■ DATA SUPPLIED
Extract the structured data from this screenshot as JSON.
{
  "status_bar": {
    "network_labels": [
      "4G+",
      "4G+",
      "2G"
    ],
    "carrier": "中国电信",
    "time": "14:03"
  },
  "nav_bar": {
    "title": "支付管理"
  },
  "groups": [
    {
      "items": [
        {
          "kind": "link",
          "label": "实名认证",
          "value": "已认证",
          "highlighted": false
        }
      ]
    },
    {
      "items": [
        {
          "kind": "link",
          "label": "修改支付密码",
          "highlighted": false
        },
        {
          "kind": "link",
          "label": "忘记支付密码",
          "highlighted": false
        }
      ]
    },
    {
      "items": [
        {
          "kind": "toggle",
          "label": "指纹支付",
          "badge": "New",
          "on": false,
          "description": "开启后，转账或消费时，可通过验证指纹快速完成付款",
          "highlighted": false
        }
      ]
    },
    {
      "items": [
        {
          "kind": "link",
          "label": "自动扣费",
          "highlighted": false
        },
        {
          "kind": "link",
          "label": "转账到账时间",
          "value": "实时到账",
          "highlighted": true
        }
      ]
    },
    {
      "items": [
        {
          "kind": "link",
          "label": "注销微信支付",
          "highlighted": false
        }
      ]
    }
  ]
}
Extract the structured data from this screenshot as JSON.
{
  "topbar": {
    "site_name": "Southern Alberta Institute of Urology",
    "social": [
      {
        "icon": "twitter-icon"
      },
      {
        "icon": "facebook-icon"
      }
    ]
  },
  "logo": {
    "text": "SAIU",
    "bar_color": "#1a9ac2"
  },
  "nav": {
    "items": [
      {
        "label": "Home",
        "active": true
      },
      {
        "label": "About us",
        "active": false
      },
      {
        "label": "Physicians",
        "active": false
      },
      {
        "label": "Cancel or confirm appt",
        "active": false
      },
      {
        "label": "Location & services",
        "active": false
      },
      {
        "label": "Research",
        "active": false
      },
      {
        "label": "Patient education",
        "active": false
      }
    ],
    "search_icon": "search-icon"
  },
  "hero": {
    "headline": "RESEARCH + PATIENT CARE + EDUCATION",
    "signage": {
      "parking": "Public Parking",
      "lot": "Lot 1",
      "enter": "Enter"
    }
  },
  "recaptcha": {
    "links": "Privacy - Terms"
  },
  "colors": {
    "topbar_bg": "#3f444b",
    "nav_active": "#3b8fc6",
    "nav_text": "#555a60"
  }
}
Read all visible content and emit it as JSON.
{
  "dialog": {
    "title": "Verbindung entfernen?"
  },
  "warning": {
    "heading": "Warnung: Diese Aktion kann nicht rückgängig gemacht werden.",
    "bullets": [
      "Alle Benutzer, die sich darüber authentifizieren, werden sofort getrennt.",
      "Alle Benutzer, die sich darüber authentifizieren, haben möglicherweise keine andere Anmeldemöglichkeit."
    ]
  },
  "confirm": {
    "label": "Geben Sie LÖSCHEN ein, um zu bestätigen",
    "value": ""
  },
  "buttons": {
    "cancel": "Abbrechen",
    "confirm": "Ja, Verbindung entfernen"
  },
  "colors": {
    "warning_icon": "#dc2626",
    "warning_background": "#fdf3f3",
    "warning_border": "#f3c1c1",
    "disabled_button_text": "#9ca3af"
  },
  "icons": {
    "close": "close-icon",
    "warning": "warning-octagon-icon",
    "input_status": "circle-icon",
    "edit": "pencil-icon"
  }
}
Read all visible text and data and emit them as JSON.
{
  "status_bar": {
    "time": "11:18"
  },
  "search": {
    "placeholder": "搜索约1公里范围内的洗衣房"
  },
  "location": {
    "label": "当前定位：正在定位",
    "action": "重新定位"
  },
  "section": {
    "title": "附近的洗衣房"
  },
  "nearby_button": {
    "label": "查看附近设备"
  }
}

■ EXERCISE
Single out each line of the records above with the string "title" in it, and copy it.

■ WORKED ANSWER
    "title": "支付管理"
    "title": "Verbindung entfernen?"
    "title": "附近的洗衣房"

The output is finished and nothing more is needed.